▶ **Work required**:
Scan the data for "icon" and copy the lines it appears in.
### Entries supplied
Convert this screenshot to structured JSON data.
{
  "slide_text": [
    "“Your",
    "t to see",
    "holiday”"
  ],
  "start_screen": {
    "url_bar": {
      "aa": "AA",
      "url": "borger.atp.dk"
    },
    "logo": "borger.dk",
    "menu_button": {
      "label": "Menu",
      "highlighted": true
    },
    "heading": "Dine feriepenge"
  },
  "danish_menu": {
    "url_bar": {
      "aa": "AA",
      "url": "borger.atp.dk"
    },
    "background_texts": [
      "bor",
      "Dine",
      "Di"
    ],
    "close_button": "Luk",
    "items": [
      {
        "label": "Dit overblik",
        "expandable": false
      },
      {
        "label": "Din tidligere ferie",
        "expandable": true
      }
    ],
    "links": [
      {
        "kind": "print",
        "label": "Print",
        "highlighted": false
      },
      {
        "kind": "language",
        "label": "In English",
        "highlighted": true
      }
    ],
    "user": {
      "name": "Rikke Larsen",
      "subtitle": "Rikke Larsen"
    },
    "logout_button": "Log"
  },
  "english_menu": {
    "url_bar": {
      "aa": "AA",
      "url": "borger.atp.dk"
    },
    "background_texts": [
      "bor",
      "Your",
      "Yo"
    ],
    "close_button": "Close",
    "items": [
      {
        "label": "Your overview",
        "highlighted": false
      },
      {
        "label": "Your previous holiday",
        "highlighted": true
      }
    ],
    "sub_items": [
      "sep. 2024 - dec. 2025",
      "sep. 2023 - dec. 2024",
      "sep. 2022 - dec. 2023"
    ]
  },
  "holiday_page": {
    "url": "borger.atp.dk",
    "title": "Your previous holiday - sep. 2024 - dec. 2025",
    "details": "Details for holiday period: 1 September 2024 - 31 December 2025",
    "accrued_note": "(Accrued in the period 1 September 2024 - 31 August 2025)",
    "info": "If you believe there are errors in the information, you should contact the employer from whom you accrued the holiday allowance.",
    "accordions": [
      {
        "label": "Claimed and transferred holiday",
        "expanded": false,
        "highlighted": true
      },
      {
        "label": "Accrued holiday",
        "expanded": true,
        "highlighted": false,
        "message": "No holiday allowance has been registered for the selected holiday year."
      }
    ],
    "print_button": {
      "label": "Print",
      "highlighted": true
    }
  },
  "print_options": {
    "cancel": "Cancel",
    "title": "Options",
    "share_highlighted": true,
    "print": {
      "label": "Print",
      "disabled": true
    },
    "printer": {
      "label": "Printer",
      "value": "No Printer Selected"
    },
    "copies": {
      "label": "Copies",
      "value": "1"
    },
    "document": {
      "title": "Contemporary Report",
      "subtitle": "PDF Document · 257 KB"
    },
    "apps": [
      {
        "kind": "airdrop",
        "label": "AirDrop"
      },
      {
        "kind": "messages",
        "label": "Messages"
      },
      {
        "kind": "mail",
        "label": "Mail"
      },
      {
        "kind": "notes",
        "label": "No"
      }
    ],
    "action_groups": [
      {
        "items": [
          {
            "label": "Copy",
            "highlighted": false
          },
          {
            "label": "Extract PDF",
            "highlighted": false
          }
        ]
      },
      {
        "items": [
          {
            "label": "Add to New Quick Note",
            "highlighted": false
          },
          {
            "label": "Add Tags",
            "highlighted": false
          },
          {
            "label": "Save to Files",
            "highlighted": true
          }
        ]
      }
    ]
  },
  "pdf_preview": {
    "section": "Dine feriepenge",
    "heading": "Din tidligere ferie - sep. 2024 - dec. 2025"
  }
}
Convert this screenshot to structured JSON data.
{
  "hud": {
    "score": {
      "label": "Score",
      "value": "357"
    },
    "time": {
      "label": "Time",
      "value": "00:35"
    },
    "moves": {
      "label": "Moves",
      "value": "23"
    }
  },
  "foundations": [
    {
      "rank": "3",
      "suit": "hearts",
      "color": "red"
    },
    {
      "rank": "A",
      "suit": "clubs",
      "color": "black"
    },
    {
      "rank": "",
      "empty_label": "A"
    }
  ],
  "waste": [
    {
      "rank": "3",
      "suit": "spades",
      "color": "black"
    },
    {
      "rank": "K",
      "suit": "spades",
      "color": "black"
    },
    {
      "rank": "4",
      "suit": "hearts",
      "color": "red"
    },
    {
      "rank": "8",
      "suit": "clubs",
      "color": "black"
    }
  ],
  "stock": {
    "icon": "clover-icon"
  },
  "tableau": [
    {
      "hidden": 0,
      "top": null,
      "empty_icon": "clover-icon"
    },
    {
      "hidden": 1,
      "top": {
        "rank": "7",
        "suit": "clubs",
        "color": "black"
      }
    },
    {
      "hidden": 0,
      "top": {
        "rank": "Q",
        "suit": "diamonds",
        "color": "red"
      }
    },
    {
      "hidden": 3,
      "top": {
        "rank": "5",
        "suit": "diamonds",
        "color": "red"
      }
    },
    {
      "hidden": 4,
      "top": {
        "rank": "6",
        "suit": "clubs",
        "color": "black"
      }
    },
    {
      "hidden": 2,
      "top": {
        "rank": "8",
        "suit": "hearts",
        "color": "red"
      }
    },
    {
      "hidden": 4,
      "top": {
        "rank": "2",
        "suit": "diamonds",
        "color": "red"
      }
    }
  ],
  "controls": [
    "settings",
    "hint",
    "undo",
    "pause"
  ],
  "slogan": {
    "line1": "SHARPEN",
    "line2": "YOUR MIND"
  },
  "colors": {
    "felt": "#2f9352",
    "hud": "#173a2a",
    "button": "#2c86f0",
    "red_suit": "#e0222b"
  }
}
######
▶ **Correct result**:
    "icon": "clover-icon"
      "empty_icon": "clover-icon"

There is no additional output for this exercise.